-- START OF Task data --

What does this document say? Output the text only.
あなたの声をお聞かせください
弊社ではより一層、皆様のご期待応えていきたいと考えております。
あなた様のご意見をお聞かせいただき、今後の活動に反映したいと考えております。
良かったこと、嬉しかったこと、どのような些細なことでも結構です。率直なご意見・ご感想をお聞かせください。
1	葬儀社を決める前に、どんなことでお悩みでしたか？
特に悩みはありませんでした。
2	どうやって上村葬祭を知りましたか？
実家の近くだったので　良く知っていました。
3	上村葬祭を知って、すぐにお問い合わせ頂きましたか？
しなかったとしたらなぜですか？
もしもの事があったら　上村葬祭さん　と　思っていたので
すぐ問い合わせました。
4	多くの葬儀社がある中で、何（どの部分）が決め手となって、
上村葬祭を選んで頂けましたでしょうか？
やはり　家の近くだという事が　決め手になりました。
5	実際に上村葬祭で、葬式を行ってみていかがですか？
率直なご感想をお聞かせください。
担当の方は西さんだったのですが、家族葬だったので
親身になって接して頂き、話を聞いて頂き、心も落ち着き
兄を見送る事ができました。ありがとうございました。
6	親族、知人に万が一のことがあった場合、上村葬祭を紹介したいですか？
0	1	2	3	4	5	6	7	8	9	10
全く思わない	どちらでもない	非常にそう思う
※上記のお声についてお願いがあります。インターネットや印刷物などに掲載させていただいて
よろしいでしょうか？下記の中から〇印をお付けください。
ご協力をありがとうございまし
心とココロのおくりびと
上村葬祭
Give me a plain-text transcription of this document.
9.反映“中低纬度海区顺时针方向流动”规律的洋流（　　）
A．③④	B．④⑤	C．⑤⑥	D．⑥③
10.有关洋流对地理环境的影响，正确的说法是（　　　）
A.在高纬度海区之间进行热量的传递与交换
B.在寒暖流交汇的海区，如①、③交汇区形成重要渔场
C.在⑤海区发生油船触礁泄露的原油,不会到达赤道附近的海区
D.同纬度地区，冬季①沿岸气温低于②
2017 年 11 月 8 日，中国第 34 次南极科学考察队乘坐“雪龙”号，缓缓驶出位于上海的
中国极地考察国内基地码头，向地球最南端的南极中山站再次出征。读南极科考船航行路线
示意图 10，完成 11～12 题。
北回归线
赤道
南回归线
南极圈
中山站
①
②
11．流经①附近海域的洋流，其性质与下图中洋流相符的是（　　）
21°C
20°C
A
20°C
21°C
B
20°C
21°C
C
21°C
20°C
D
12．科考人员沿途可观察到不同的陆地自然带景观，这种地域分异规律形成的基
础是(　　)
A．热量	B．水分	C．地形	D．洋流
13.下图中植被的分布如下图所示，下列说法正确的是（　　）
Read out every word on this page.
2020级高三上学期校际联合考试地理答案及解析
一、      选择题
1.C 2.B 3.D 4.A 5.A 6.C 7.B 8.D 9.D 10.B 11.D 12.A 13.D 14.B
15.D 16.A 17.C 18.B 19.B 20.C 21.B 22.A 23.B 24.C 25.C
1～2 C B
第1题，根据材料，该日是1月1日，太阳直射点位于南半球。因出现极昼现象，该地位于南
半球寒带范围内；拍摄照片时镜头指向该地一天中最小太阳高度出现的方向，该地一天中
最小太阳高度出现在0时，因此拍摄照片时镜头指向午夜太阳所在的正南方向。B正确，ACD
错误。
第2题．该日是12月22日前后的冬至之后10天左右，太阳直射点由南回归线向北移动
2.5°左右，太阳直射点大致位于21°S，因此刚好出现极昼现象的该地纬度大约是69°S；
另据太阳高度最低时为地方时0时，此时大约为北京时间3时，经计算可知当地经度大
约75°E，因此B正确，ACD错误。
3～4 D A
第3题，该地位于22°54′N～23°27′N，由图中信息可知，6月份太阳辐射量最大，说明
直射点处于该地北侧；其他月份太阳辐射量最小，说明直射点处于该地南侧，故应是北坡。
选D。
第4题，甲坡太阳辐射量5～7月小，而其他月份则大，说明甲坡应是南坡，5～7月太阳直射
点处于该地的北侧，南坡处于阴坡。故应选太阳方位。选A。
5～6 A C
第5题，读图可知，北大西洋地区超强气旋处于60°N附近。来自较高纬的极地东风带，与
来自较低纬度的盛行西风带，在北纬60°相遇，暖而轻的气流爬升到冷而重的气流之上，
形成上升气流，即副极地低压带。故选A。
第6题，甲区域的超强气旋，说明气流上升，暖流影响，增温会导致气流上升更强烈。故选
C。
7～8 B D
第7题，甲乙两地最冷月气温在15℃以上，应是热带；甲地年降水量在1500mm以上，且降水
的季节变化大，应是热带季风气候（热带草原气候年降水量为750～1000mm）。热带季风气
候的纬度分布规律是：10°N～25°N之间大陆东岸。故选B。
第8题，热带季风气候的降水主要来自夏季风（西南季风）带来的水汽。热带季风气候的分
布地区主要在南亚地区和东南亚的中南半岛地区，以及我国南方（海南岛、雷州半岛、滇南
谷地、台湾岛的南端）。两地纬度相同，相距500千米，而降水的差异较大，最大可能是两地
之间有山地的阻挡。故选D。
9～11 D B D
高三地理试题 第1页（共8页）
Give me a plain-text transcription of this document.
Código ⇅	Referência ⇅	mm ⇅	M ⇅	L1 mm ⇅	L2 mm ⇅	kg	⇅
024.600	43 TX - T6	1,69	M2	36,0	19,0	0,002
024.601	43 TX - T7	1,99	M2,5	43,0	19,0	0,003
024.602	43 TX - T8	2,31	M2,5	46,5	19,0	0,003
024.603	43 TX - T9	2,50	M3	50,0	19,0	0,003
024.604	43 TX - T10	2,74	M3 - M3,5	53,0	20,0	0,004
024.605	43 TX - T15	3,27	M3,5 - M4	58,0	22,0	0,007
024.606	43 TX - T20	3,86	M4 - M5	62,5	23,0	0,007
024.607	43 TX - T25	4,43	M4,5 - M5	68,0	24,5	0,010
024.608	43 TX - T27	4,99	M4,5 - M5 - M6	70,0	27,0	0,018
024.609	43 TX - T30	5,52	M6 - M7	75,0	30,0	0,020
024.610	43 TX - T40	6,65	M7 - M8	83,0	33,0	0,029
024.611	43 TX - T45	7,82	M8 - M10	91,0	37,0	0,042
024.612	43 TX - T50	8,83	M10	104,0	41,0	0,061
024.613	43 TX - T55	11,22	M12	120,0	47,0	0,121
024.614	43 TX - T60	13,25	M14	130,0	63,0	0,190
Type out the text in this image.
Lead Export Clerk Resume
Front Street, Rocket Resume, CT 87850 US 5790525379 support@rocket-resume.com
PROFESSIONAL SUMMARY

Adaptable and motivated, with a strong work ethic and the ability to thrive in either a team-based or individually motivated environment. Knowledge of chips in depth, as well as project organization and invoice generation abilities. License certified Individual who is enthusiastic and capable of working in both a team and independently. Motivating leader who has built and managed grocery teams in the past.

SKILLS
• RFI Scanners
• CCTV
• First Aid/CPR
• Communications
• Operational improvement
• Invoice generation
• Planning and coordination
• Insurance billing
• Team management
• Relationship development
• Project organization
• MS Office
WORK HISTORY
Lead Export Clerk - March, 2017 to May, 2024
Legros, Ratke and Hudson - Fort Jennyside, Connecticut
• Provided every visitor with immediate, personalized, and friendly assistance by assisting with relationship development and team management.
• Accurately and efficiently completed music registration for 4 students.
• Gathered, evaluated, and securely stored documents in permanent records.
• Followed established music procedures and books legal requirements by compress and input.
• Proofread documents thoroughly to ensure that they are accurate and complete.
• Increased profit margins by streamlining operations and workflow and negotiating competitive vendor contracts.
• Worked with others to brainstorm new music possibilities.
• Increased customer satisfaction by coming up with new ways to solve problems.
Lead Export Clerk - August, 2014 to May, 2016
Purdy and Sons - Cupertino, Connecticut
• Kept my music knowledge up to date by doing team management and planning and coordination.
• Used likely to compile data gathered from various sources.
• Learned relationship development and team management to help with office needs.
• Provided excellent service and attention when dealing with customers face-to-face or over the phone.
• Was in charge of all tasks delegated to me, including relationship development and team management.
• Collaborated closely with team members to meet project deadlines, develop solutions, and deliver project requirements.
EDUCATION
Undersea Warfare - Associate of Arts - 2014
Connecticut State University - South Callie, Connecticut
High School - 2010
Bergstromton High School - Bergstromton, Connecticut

-- END OF Task data --

Sift the material for lines with the string "every". Copy each one found.

Read out every word on this page.
• Provided every visitor with immediate, personalized, and friendly assistance by assisting with relationship development and team management.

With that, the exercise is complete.